** Opening PROVIDED ENTRIES block **
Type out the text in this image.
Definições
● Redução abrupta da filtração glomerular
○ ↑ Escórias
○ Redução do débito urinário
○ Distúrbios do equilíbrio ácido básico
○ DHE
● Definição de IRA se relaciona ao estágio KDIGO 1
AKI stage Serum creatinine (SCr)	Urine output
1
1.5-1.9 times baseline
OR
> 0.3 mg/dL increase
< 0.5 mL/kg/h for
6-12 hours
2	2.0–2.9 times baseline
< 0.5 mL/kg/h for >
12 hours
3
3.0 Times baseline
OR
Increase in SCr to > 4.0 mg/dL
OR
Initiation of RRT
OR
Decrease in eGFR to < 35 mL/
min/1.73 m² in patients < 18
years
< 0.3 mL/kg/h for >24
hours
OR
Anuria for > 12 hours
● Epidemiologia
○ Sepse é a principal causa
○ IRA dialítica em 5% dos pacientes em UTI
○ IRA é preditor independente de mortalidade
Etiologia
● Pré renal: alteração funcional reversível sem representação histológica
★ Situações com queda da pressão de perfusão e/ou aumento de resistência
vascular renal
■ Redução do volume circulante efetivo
** Closing PROVIDED ENTRIES block **
ACTIVITY | So that nothing is lost, transcribe each entry exactly as written.

SOLUTION FOR THIS EXERCISE |
Type out the text in this image.
Definições
● Redução abrupta da filtração glomerular
○ ↑ Escórias
○ Redução do débito urinário
○ Distúrbios do equilíbrio ácido básico
○ DHE
● Definição de IRA se relaciona ao estágio KDIGO 1
AKI stage Serum creatinine (SCr)	Urine output
1
1.5-1.9 times baseline
OR
> 0.3 mg/dL increase
< 0.5 mL/kg/h for
6-12 hours
2	2.0–2.9 times baseline
< 0.5 mL/kg/h for >
12 hours
3
3.0 Times baseline
OR
Increase in SCr to > 4.0 mg/dL
OR
Initiation of RRT
OR
Decrease in eGFR to < 35 mL/
min/1.73 m² in patients < 18
years
< 0.3 mL/kg/h for >24
hours
OR
Anuria for > 12 hours
● Epidemiologia
○ Sepse é a principal causa
○ IRA dialítica em 5% dos pacientes em UTI
○ IRA é preditor independente de mortalidade
Etiologia
● Pré renal: alteração funcional reversível sem representação histológica
★ Situações com queda da pressão de perfusão e/ou aumento de resistência
vascular renal
■ Redução do volume circulante efetivo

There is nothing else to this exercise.